* GOAL OF THE EXERCISE *
Scan the entries below. List each line with "skin".

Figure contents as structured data
********
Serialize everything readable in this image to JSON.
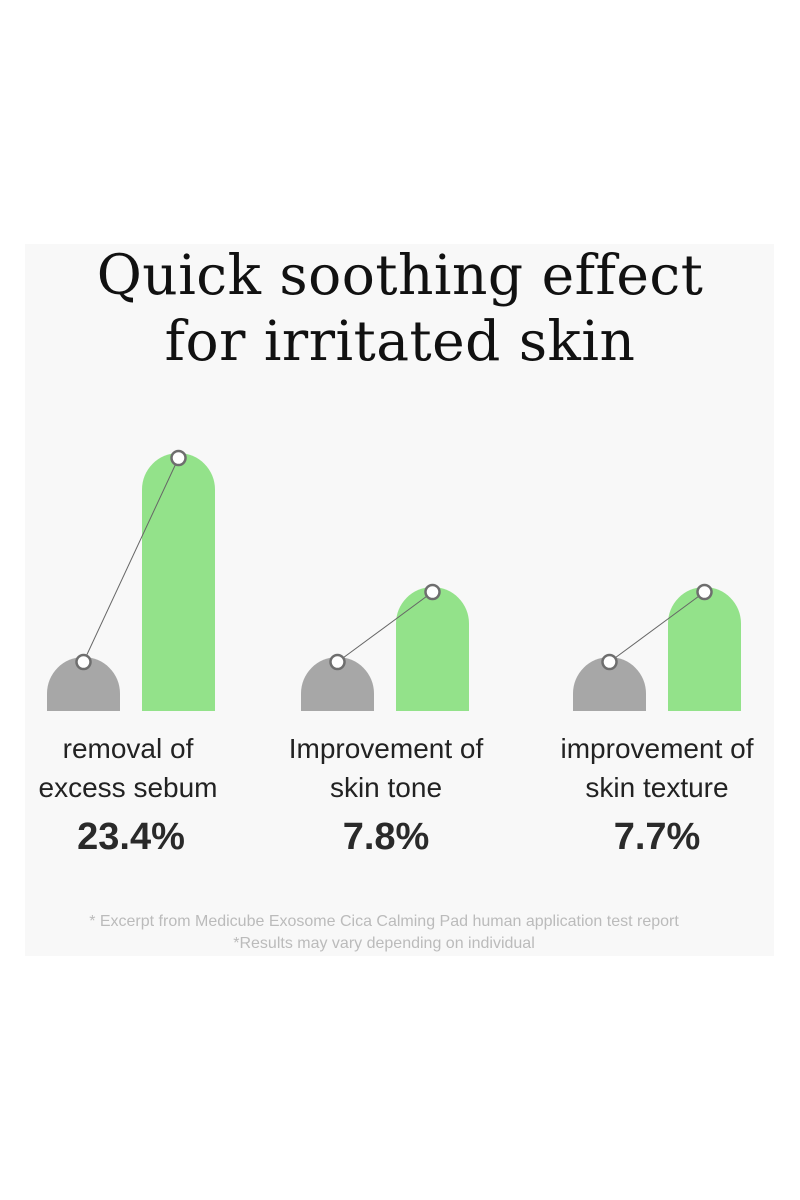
{
  "title": {
    "line1": "Quick soothing effect",
    "line2": "for irritated skin"
  },
  "chart_data": {
    "type": "bar",
    "categories": [
      [
        "removal of",
        "excess sebum"
      ],
      [
        "Improvement of",
        "skin tone"
      ],
      [
        "improvement of",
        "skin texture"
      ]
    ],
    "values": [
      23.4,
      7.8,
      7.7
    ],
    "value_labels": [
      "23.4%",
      "7.8%",
      "7.7%"
    ],
    "colors": {
      "before": "#a7a7a7",
      "after": "#93e28a",
      "marker_stroke": "#6e6e6e",
      "connector": "#666666"
    }
  },
  "footnotes": {
    "line1": "* Excerpt from Medicube Exosome Cica Calming Pad human application test report",
    "line2": "*Results may vary depending on individual"
  }
}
********
* RESPONSE *
    "line2": "for irritated skin"
        "skin tone"
        "skin texture"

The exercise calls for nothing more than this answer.